#### PROBLEM STATEMENT:
Copy each line that contains the string "date".

#### INFORMATION SHOWN:
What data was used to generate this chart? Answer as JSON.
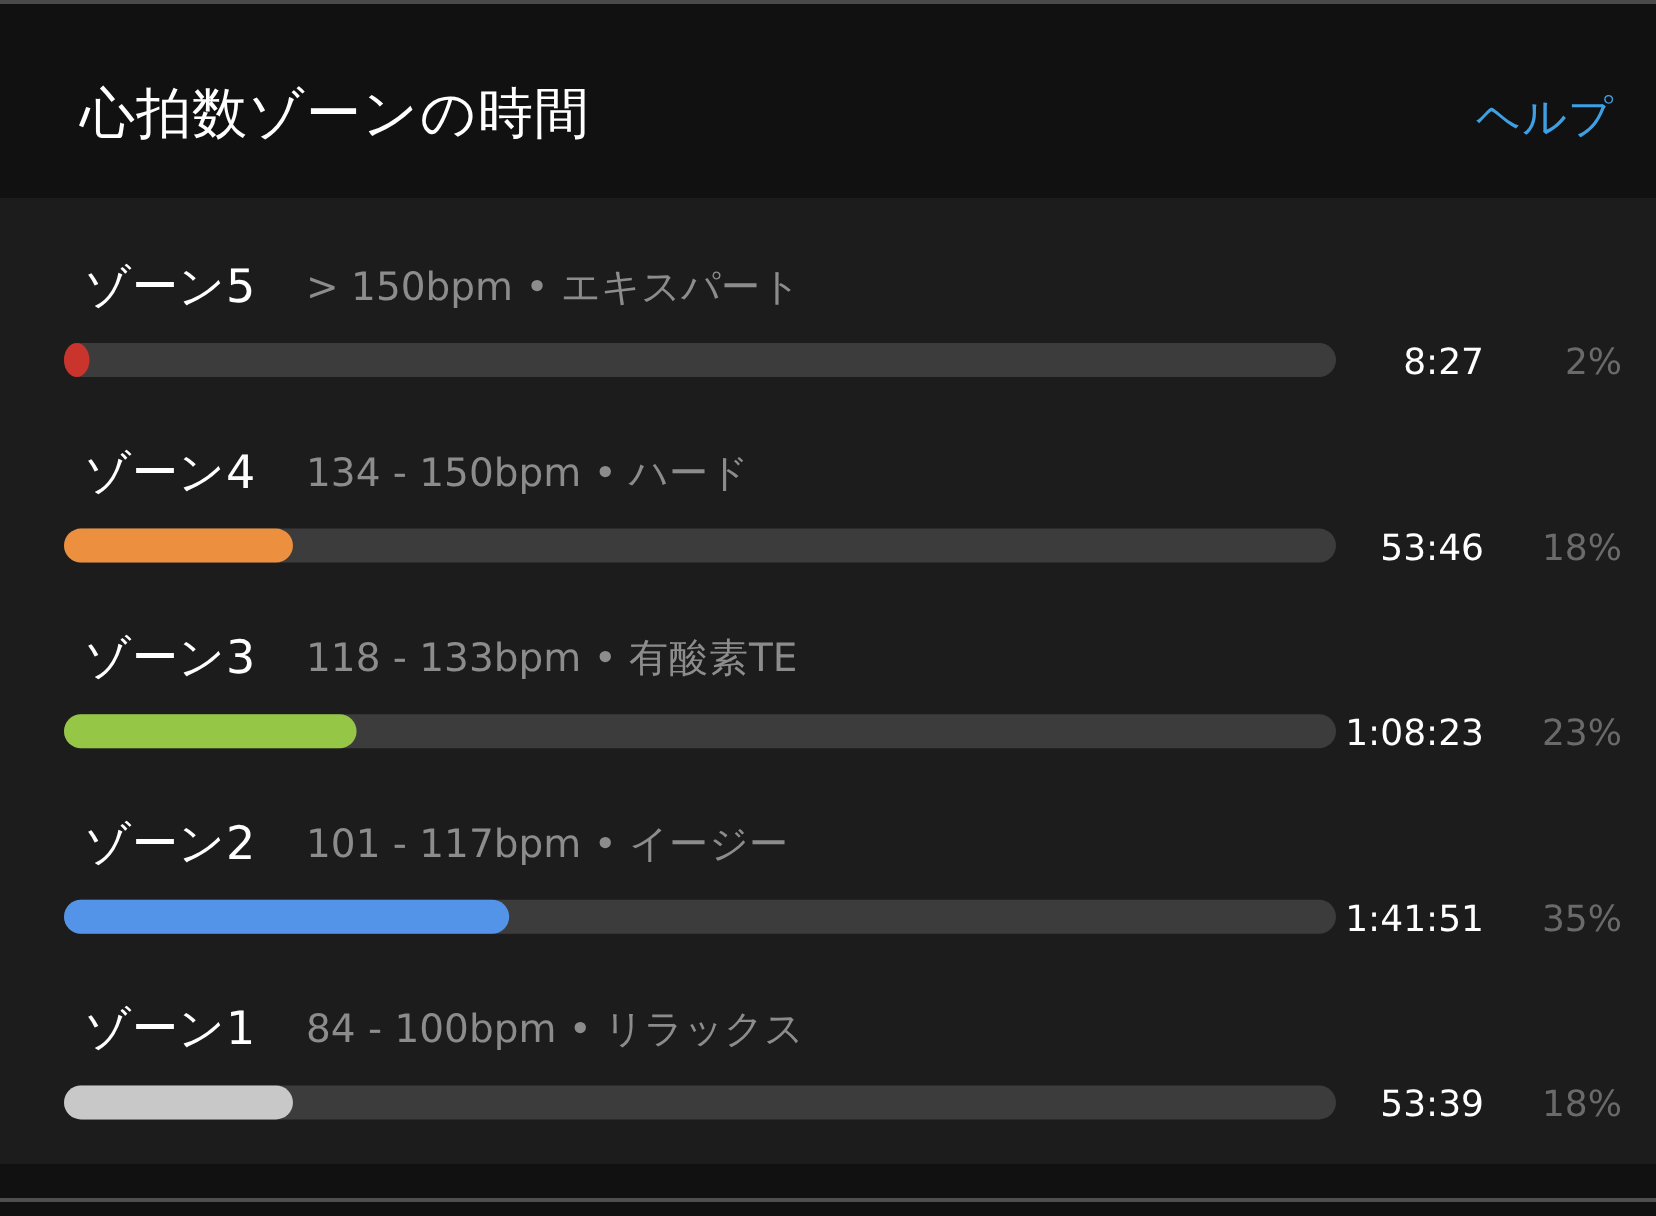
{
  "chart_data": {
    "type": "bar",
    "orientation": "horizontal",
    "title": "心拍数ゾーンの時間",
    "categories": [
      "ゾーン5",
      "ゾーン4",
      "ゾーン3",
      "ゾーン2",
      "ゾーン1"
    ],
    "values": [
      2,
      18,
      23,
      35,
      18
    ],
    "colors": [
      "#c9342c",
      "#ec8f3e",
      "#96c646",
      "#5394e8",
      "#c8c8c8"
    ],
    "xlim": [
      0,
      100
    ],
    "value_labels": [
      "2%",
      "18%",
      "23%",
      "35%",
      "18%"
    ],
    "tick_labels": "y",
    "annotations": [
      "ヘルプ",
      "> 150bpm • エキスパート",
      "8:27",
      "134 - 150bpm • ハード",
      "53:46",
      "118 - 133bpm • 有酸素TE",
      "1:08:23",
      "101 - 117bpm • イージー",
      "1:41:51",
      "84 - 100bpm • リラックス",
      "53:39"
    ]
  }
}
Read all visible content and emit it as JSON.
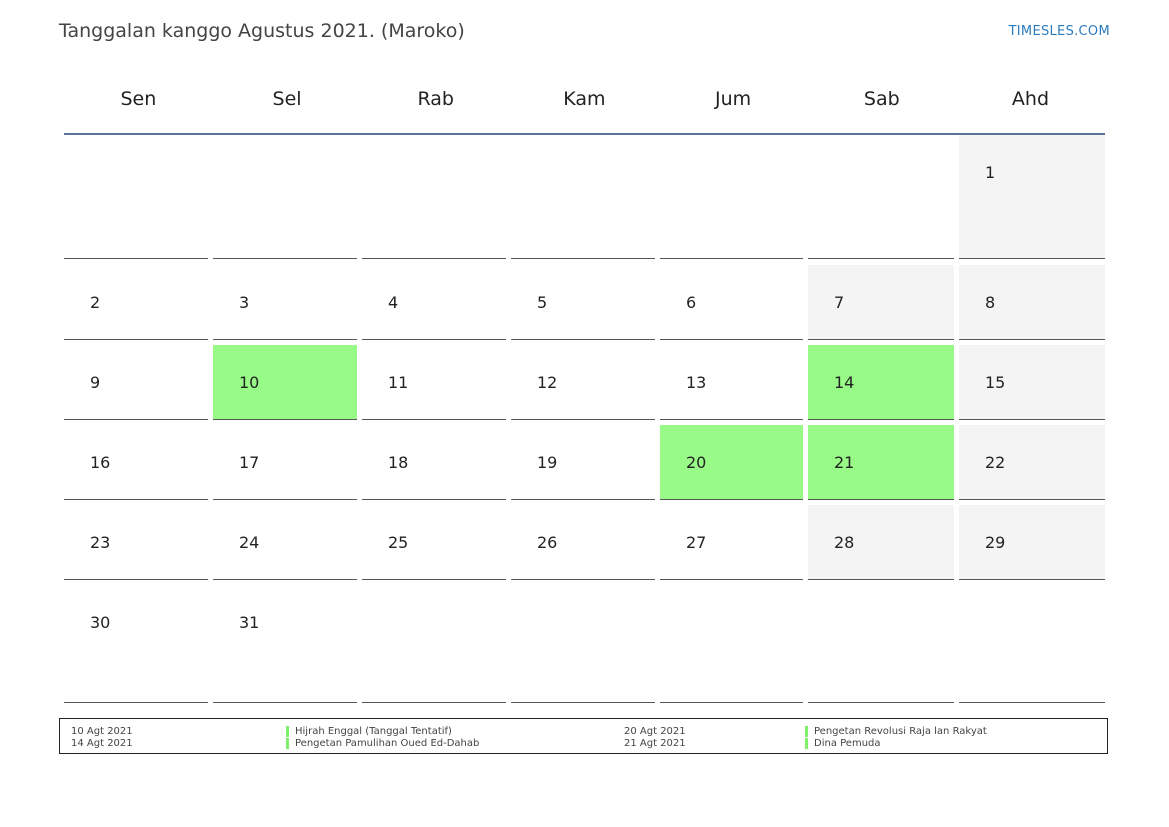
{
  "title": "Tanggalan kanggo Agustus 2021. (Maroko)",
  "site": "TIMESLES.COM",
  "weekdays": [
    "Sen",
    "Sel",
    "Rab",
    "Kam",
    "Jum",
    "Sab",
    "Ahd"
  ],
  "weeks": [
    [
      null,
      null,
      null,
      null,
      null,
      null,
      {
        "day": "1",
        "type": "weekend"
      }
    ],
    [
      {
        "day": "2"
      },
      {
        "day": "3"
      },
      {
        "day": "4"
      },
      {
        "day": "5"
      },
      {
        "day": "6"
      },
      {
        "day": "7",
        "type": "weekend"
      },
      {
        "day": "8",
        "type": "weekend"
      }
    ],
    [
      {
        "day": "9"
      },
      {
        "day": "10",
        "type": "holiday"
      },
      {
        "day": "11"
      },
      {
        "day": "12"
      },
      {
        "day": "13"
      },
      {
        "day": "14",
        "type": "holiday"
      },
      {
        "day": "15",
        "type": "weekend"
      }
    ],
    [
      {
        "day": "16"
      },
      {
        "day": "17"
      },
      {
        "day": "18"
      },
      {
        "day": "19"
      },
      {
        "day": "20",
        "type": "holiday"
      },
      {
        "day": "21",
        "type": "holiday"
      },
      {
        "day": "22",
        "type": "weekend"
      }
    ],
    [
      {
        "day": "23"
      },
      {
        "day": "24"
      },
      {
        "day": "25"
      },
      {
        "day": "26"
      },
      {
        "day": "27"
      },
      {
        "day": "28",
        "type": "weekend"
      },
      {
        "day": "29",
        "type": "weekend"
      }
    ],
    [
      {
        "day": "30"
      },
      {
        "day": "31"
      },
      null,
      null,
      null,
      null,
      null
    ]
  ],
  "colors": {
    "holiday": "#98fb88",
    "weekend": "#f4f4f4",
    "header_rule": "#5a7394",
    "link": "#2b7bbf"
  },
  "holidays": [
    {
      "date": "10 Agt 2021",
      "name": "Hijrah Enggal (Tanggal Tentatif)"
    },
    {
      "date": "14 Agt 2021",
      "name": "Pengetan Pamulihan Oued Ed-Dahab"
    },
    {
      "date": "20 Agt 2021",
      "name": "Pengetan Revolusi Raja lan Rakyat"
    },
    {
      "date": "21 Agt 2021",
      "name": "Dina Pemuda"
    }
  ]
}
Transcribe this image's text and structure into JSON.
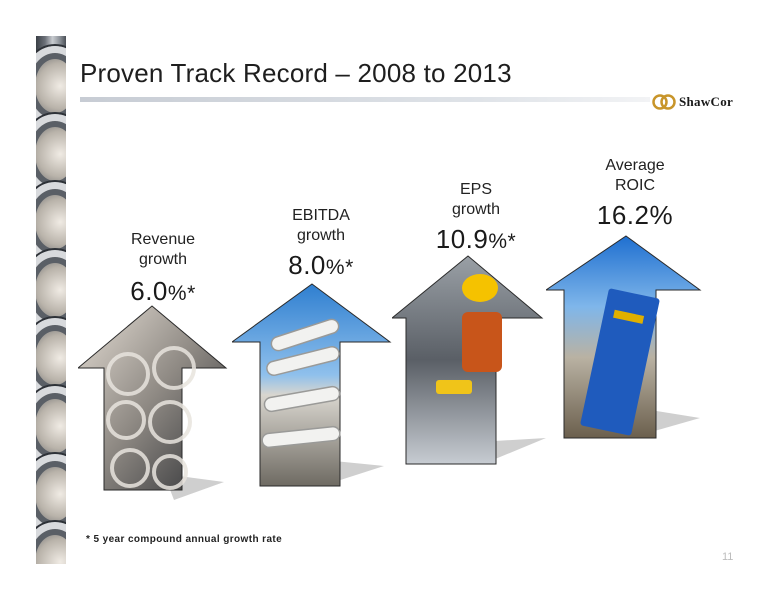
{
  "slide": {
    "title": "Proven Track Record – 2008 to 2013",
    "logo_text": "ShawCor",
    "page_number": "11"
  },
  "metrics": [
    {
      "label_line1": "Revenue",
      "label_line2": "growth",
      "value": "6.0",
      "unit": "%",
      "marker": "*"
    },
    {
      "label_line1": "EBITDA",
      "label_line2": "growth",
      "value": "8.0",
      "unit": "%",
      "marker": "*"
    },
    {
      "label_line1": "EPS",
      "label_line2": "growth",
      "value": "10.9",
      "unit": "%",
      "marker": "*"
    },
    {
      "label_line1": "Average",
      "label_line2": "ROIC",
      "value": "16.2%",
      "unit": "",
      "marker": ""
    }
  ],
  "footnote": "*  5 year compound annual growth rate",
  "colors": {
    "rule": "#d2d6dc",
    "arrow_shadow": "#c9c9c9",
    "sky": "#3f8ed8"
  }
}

#### ANSWER TO THIS EXERCISE:
      "date": "10 Agt 2021",
      "date": "14 Agt 2021",
      "date": "20 Agt 2021",
      "date": "21 Agt 2021",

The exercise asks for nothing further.